*Aim of the task*. Below are records. Count every line containing the word "Search" and give the number alone.
━━ Material to process ━━
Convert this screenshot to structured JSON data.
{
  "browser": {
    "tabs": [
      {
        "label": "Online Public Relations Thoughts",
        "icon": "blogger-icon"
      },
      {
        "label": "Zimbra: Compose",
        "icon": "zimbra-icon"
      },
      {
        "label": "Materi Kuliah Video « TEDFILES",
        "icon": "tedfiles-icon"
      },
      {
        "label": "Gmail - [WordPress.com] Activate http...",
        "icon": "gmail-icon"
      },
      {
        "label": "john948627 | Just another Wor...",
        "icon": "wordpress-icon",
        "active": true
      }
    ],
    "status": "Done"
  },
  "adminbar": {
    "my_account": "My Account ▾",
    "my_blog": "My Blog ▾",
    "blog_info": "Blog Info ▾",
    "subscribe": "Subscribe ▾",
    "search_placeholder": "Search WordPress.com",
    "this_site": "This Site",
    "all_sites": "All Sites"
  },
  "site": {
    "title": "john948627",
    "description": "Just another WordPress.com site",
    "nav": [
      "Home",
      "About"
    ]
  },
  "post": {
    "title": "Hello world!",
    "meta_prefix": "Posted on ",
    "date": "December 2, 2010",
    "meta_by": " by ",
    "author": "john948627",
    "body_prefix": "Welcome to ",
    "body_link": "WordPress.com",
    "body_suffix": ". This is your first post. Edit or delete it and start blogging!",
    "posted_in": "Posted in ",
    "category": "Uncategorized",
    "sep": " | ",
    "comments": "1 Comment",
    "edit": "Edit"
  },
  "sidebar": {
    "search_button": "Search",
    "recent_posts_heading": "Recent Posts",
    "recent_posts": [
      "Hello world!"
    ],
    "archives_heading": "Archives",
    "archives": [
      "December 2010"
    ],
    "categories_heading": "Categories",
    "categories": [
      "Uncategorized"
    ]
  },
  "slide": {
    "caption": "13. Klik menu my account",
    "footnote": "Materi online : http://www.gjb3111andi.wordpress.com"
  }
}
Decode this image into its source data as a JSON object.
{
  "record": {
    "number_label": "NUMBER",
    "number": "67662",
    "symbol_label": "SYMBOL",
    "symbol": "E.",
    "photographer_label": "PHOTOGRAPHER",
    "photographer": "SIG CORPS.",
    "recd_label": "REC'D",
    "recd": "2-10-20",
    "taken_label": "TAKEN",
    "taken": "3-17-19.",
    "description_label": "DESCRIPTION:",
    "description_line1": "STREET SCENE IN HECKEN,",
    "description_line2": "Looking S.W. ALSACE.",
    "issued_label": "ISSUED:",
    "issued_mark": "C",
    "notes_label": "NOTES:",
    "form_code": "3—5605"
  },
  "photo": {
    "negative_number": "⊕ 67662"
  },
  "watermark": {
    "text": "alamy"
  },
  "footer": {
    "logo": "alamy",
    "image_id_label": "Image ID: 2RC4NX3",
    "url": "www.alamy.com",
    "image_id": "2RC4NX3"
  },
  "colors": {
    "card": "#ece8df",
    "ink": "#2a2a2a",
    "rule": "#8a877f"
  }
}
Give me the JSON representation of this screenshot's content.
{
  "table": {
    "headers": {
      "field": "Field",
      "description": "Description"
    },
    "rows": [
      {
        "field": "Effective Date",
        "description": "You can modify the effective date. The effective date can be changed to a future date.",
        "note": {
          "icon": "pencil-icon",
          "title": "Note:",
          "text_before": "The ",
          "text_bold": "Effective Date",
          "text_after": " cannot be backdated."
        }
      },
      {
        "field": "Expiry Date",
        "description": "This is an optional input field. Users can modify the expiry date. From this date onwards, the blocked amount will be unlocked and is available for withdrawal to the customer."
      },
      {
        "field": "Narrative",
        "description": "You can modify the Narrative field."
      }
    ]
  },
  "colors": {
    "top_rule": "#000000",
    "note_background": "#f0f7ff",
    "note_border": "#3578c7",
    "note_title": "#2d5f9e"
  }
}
━━━
*Reply to the task*. 2